Saved data entries
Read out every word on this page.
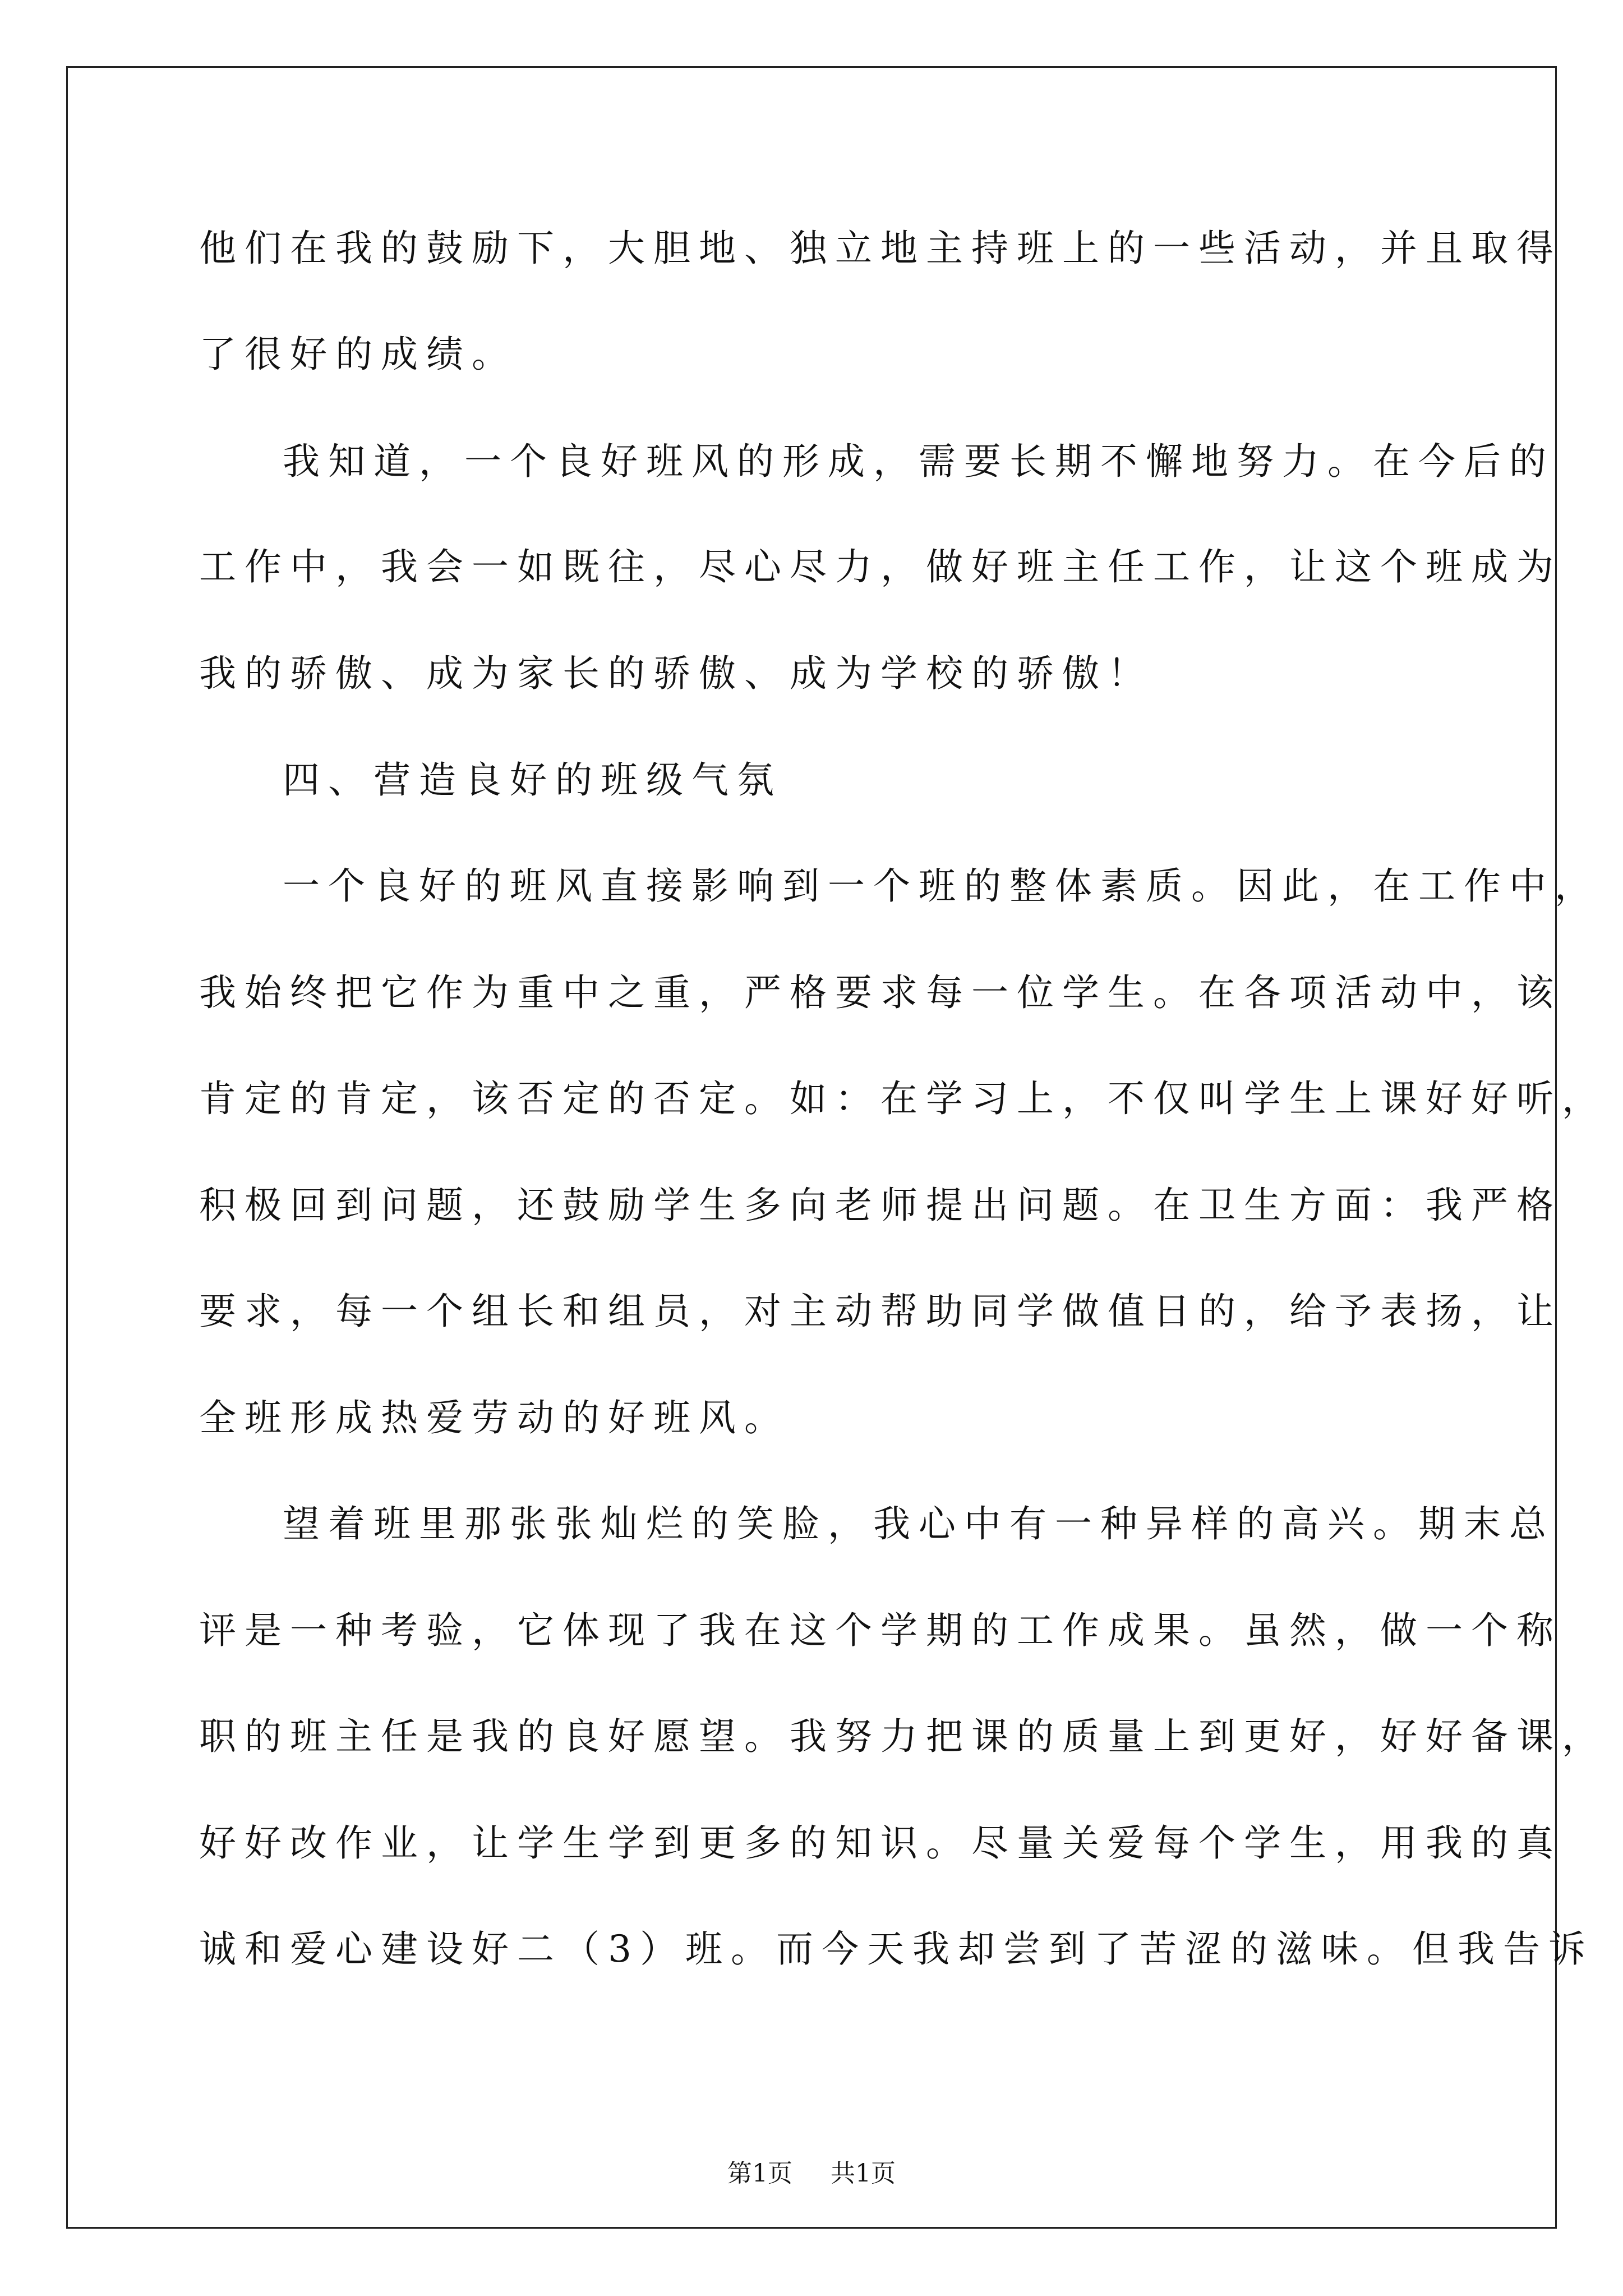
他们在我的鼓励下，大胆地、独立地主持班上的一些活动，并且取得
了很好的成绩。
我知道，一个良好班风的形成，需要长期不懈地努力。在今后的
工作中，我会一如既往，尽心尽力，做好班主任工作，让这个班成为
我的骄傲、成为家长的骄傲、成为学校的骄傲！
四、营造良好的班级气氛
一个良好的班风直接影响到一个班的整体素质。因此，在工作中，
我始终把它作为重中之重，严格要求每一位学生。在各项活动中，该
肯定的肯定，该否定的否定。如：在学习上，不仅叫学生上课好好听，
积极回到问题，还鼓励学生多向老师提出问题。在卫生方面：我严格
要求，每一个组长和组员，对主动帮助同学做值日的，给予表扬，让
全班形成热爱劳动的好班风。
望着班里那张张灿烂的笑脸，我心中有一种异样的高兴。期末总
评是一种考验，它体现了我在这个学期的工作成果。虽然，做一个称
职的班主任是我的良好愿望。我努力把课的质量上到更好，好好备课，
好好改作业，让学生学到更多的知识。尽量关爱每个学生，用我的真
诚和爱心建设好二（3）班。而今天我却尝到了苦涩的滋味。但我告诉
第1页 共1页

* * *

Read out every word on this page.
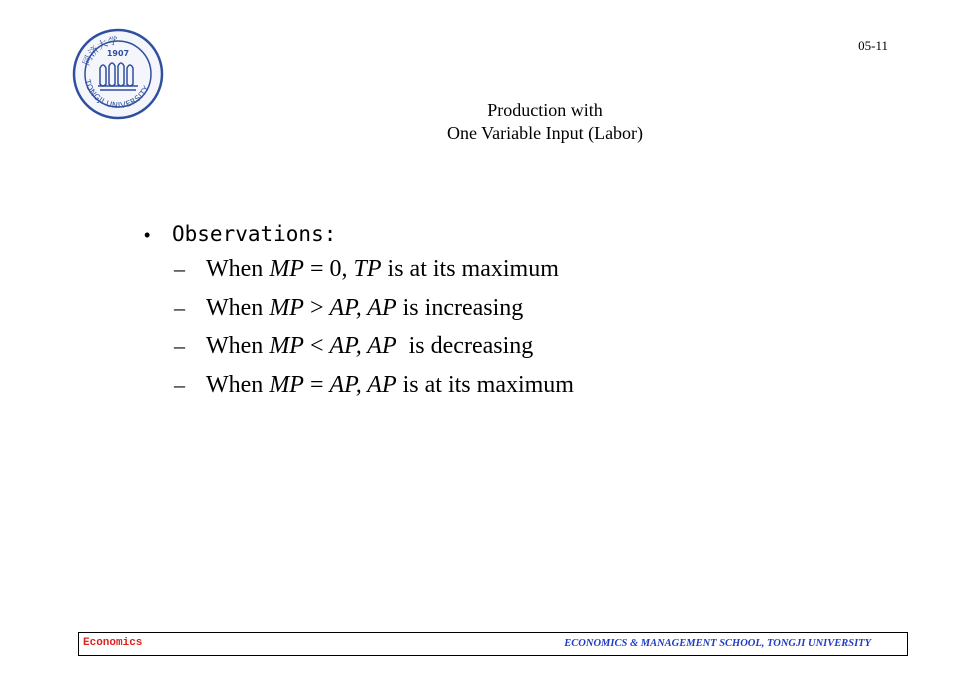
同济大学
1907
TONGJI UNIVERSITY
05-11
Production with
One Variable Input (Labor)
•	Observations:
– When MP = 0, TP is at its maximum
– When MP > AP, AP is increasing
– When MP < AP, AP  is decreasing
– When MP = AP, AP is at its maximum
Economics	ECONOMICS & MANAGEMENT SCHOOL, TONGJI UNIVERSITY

SHORT TASK »
Working from the listing above, pick out every line that has "TONGJI" and copy it.

THE OUTPUT »
TONGJI UNIVERSITY
Economics	ECONOMICS & MANAGEMENT SCHOOL, TONGJI UNIVERSITY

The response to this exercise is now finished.